- **GIVEN DATA**
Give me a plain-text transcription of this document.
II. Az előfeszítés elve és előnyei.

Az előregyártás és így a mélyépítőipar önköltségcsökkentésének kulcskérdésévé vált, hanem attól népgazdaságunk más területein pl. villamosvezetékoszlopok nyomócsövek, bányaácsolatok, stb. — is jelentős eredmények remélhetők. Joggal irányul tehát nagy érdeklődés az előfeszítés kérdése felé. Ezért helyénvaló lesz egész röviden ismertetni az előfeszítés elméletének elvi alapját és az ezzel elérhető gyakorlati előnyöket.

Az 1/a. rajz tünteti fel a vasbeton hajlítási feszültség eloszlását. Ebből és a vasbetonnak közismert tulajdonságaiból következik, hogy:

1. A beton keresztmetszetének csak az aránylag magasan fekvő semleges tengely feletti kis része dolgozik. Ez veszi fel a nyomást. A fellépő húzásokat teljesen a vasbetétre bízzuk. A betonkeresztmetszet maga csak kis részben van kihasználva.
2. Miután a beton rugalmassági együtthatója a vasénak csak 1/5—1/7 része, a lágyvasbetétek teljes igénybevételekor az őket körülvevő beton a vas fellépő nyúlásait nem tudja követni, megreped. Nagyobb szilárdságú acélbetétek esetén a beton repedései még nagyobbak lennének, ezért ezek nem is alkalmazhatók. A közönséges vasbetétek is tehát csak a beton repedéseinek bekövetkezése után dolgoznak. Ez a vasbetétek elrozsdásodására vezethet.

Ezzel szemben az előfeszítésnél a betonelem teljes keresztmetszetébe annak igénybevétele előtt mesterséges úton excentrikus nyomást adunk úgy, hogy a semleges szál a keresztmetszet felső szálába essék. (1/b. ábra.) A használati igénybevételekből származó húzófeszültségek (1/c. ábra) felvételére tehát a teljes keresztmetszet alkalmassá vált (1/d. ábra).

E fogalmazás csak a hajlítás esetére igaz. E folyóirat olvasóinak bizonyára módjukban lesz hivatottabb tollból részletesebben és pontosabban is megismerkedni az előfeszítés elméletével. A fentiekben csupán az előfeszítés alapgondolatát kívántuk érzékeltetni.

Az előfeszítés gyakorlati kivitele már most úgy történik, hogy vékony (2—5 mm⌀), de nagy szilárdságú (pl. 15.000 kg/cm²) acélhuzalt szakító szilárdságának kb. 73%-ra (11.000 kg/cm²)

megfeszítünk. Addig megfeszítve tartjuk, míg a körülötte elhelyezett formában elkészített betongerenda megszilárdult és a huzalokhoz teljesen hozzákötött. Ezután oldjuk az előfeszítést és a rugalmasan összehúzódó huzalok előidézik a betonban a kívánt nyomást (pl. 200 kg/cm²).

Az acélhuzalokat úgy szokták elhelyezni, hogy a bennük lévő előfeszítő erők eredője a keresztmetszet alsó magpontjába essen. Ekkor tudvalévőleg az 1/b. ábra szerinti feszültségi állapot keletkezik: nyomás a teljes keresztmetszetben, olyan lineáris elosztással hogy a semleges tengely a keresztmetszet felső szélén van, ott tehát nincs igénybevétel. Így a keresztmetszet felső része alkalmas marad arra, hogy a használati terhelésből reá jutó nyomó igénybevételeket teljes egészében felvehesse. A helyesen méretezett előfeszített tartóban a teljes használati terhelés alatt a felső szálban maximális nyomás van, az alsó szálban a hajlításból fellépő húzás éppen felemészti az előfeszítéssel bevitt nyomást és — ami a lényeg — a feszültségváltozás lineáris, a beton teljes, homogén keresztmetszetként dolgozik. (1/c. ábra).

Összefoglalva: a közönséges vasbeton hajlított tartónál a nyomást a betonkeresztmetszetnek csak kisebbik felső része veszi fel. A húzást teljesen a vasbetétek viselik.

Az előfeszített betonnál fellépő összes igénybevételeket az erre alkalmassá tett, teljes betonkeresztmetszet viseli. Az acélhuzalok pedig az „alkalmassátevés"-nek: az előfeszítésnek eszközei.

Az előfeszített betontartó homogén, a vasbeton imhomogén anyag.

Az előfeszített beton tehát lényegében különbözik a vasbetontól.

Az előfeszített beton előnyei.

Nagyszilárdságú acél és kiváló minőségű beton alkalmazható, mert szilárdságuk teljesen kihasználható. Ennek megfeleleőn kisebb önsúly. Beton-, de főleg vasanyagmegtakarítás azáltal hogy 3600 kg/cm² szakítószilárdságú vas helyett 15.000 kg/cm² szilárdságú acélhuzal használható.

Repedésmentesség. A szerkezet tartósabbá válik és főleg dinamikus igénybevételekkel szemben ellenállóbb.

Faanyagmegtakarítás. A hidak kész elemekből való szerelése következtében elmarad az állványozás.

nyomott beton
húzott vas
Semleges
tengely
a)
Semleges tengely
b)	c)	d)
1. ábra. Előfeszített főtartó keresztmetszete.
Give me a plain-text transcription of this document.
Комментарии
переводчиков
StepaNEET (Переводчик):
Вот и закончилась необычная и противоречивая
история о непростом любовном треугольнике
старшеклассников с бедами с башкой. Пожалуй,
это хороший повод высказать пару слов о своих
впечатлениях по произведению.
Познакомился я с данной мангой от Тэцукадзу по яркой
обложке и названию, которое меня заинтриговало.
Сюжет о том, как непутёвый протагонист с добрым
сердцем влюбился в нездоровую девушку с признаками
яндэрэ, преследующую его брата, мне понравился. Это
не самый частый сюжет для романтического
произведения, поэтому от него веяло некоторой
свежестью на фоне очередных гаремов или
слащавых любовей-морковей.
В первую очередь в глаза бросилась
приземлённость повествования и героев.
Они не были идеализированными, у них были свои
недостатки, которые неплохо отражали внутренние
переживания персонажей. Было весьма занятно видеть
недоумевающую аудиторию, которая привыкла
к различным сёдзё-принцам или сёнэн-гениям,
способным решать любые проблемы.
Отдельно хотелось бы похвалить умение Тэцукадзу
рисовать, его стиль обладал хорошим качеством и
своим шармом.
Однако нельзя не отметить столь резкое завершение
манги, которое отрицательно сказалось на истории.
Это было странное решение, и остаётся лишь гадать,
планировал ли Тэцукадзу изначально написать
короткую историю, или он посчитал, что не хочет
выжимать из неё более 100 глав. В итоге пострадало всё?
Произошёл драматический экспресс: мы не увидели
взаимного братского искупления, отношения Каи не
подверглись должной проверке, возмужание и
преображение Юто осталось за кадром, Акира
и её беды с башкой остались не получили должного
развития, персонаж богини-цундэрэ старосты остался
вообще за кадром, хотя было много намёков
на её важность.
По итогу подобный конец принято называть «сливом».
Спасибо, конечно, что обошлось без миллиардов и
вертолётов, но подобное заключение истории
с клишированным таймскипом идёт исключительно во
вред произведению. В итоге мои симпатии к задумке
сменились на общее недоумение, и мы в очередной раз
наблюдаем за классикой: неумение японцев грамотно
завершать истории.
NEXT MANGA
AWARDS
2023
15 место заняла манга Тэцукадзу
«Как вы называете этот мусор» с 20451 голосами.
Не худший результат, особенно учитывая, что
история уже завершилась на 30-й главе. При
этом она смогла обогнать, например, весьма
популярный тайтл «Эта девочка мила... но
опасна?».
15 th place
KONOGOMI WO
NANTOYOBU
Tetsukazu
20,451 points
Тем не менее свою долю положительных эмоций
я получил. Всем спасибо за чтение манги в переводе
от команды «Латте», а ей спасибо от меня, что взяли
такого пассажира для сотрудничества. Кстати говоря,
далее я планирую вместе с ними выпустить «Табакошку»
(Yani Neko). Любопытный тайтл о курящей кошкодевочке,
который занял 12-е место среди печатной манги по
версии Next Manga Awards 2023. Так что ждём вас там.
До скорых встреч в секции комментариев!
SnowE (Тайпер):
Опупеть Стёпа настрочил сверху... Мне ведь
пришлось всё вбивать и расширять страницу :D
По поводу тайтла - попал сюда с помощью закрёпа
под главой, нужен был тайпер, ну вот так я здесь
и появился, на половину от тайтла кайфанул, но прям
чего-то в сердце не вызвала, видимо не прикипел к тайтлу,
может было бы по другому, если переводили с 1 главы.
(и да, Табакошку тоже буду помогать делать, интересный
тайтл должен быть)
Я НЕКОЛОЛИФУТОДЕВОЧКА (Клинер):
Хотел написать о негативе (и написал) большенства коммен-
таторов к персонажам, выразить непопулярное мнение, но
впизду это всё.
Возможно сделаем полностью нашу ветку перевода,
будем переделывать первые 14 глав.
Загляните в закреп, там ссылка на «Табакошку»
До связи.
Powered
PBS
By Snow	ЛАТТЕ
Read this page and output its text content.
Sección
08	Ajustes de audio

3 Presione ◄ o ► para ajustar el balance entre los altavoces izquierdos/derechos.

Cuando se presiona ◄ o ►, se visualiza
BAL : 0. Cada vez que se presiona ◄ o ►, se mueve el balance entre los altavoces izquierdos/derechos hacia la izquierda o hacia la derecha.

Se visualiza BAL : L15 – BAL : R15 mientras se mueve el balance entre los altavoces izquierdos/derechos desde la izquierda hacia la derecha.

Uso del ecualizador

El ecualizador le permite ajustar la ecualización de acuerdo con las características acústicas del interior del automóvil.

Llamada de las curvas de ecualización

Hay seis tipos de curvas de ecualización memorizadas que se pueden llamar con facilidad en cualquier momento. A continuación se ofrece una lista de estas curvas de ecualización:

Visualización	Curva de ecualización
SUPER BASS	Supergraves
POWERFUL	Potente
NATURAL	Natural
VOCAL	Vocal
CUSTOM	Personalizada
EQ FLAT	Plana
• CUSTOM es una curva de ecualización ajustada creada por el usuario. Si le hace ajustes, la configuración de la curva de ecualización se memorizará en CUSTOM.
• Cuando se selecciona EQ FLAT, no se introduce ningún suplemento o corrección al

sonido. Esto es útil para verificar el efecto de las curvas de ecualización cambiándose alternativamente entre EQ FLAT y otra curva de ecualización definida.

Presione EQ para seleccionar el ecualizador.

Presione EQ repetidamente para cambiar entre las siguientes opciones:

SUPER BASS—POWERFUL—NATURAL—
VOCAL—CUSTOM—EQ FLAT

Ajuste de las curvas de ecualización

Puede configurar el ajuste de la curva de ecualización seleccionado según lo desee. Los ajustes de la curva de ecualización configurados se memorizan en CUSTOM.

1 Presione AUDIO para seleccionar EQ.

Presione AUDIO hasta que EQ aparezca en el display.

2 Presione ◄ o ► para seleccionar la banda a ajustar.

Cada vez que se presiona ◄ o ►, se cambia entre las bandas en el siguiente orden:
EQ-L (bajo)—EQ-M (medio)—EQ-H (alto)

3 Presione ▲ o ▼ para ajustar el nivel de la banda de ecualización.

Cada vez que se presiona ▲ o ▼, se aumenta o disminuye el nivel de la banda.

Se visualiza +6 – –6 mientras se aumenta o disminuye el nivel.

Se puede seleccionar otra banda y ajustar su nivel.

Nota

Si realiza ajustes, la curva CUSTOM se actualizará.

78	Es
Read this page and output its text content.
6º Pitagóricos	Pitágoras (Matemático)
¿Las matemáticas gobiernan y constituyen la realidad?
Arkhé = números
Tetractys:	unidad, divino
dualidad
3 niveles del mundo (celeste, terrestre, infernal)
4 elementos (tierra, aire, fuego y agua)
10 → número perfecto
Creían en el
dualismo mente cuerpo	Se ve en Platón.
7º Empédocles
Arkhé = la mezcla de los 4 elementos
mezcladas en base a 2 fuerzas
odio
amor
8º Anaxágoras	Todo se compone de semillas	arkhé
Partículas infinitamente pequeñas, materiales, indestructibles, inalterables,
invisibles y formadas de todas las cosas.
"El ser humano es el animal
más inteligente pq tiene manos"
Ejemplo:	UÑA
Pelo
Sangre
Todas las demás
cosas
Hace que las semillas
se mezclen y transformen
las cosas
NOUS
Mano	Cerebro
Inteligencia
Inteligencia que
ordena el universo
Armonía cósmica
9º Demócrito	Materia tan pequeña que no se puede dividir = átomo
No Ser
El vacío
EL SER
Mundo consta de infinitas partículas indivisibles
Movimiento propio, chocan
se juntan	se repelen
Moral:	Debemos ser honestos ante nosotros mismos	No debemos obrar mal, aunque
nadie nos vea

- **WHAT YOU NEED TO DO**
Search the records for the word "весьма" and copy every line where it occurs.

- **PROBLEM SOLUTION**
переживания персонажей. Было весьма занятно видеть
этом она смогла обогнать, например, весьма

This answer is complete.